## Short task:
What is needed here is an exact copy of every entry.

## Input material:
▽
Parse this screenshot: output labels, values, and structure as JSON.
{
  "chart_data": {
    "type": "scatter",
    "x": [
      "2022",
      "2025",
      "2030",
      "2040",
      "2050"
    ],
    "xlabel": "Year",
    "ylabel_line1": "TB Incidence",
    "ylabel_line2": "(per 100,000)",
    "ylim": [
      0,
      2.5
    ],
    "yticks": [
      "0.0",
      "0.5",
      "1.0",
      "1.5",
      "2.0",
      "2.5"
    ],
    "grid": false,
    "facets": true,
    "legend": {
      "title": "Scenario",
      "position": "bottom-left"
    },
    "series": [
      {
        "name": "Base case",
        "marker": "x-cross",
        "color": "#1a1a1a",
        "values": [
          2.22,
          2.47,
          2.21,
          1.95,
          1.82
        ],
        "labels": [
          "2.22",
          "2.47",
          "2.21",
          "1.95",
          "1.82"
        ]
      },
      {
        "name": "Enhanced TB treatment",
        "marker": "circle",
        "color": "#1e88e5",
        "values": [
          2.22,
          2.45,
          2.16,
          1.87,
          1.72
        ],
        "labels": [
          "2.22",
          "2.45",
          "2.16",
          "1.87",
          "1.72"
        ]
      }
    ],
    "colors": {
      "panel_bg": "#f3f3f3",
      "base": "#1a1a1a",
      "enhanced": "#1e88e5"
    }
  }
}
△
## The response:
Parse this screenshot: output labels, values, and structure as JSON.
{
  "chart_data": {
    "type": "scatter",
    "x": [
      "2022",
      "2025",
      "2030",
      "2040",
      "2050"
    ],
    "xlabel": "Year",
    "ylabel_line1": "TB Incidence",
    "ylabel_line2": "(per 100,000)",
    "ylim": [
      0,
      2.5
    ],
    "yticks": [
      "0.0",
      "0.5",
      "1.0",
      "1.5",
      "2.0",
      "2.5"
    ],
    "grid": false,
    "facets": true,
    "legend": {
      "title": "Scenario",
      "position": "bottom-left"
    },
    "series": [
      {
        "name": "Base case",
        "marker": "x-cross",
        "color": "#1a1a1a",
        "values": [
          2.22,
          2.47,
          2.21,
          1.95,
          1.82
        ],
        "labels": [
          "2.22",
          "2.47",
          "2.21",
          "1.95",
          "1.82"
        ]
      },
      {
        "name": "Enhanced TB treatment",
        "marker": "circle",
        "color": "#1e88e5",
        "values": [
          2.22,
          2.45,
          2.16,
          1.87,
          1.72
        ],
        "labels": [
          "2.22",
          "2.45",
          "2.16",
          "1.87",
          "1.72"
        ]
      }
    ],
    "colors": {
      "panel_bg": "#f3f3f3",
      "base": "#1a1a1a",
      "enhanced": "#1e88e5"
    }
  }
}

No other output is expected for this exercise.